- [Task to carry out]:
Quote all of the data below exactly, please.

▼▼▼

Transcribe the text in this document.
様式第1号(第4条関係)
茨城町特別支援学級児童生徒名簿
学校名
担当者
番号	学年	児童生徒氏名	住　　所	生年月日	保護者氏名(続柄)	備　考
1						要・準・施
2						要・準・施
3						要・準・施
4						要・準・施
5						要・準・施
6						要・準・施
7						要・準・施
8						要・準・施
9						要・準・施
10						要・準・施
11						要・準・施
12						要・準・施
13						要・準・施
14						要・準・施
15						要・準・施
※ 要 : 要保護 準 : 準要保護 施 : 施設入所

▲▲▲

- [Reply to the exercise]:
Transcribe the text in this document.
様式第1号(第4条関係)
茨城町特別支援学級児童生徒名簿
学校名
担当者
番号	学年	児童生徒氏名	住　　所	生年月日	保護者氏名(続柄)	備　考
1						要・準・施
2						要・準・施
3						要・準・施
4						要・準・施
5						要・準・施
6						要・準・施
7						要・準・施
8						要・準・施
9						要・準・施
10						要・準・施
11						要・準・施
12						要・準・施
13						要・準・施
14						要・準・施
15						要・準・施
※ 要 : 要保護 準 : 準要保護 施 : 施設入所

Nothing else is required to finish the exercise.